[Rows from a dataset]
____________

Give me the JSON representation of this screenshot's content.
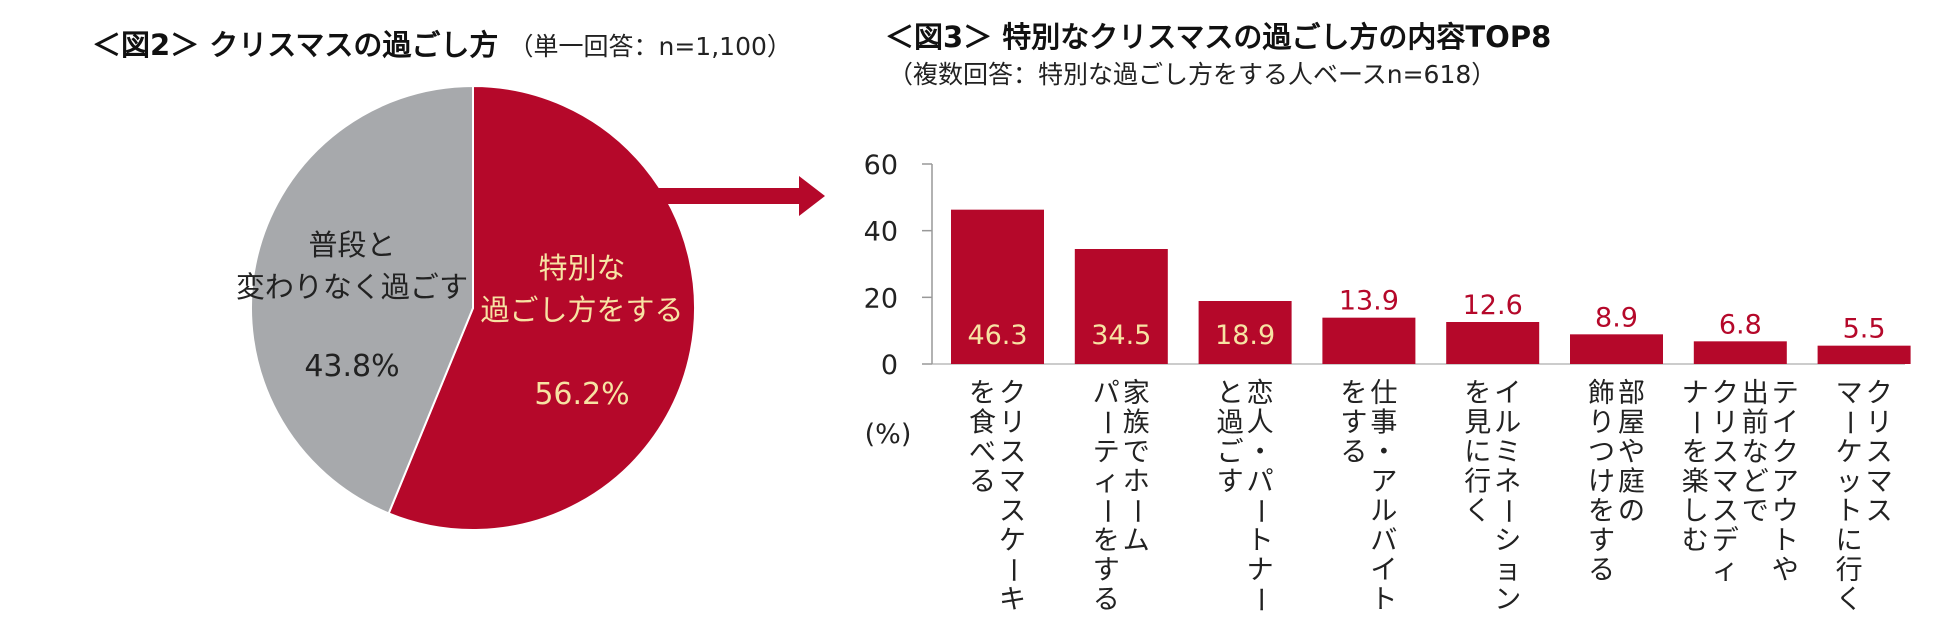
{
  "fig2": {
    "title": "＜図2＞ クリスマスの過ごし方",
    "note": "（単一回答：n=1,100）"
  },
  "fig3": {
    "title": "＜図3＞ 特別なクリスマスの過ごし方の内容TOP8",
    "note": "（複数回答：特別な過ごし方をする人ベースn=618）"
  },
  "colors": {
    "accent": "#b5082a",
    "gray": "#a7a9ac",
    "label_light": "#f7e3a3"
  },
  "chart_data": [
    {
      "type": "pie",
      "title": "",
      "slices": [
        {
          "label_lines": [
            "特別な",
            "過ごし方をする"
          ],
          "value": 56.2,
          "value_label": "56.2%",
          "color": "#b5082a"
        },
        {
          "label_lines": [
            "普段と",
            "変わりなく過ごす"
          ],
          "value": 43.8,
          "value_label": "43.8%",
          "color": "#a7a9ac"
        }
      ]
    },
    {
      "type": "bar",
      "title": "",
      "ylabel": "(%)",
      "ylim": [
        0,
        60
      ],
      "yticks": [
        0,
        20,
        40,
        60
      ],
      "categories": [
        [
          "クリスマスケーキ",
          "を食べる"
        ],
        [
          "家族でホーム",
          "パーティーをする"
        ],
        [
          "恋人・パートナー",
          "と過ごす"
        ],
        [
          "仕事・アルバイト",
          "をする"
        ],
        [
          "イルミネーション",
          "を見に行く"
        ],
        [
          "部屋や庭の",
          "飾りつけをする"
        ],
        [
          "テイクアウトや",
          "出前などで",
          "クリスマスディ",
          "ナーを楽しむ"
        ],
        [
          "クリスマス",
          "マーケットに行く"
        ]
      ],
      "values": [
        46.3,
        34.5,
        18.9,
        13.9,
        12.6,
        8.9,
        6.8,
        5.5
      ],
      "value_labels": [
        "46.3",
        "34.5",
        "18.9",
        "13.9",
        "12.6",
        "8.9",
        "6.8",
        "5.5"
      ],
      "color": "#b5082a"
    }
  ]
}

____________

DO THIS:
Ignore the images and quote every line of the listing exactly.

EXERCISE OUTPUT:
Give me the JSON representation of this screenshot's content.
{
  "fig2": {
    "title": "＜図2＞ クリスマスの過ごし方",
    "note": "（単一回答：n=1,100）"
  },
  "fig3": {
    "title": "＜図3＞ 特別なクリスマスの過ごし方の内容TOP8",
    "note": "（複数回答：特別な過ごし方をする人ベースn=618）"
  },
  "colors": {
    "accent": "#b5082a",
    "gray": "#a7a9ac",
    "label_light": "#f7e3a3"
  },
  "chart_data": [
    {
      "type": "pie",
      "title": "",
      "slices": [
        {
          "label_lines": [
            "特別な",
            "過ごし方をする"
          ],
          "value": 56.2,
          "value_label": "56.2%",
          "color": "#b5082a"
        },
        {
          "label_lines": [
            "普段と",
            "変わりなく過ごす"
          ],
          "value": 43.8,
          "value_label": "43.8%",
          "color": "#a7a9ac"
        }
      ]
    },
    {
      "type": "bar",
      "title": "",
      "ylabel": "(%)",
      "ylim": [
        0,
        60
      ],
      "yticks": [
        0,
        20,
        40,
        60
      ],
      "categories": [
        [
          "クリスマスケーキ",
          "を食べる"
        ],
        [
          "家族でホーム",
          "パーティーをする"
        ],
        [
          "恋人・パートナー",
          "と過ごす"
        ],
        [
          "仕事・アルバイト",
          "をする"
        ],
        [
          "イルミネーション",
          "を見に行く"
        ],
        [
          "部屋や庭の",
          "飾りつけをする"
        ],
        [
          "テイクアウトや",
          "出前などで",
          "クリスマスディ",
          "ナーを楽しむ"
        ],
        [
          "クリスマス",
          "マーケットに行く"
        ]
      ],
      "values": [
        46.3,
        34.5,
        18.9,
        13.9,
        12.6,
        8.9,
        6.8,
        5.5
      ],
      "value_labels": [
        "46.3",
        "34.5",
        "18.9",
        "13.9",
        "12.6",
        "8.9",
        "6.8",
        "5.5"
      ],
      "color": "#b5082a"
    }
  ]
}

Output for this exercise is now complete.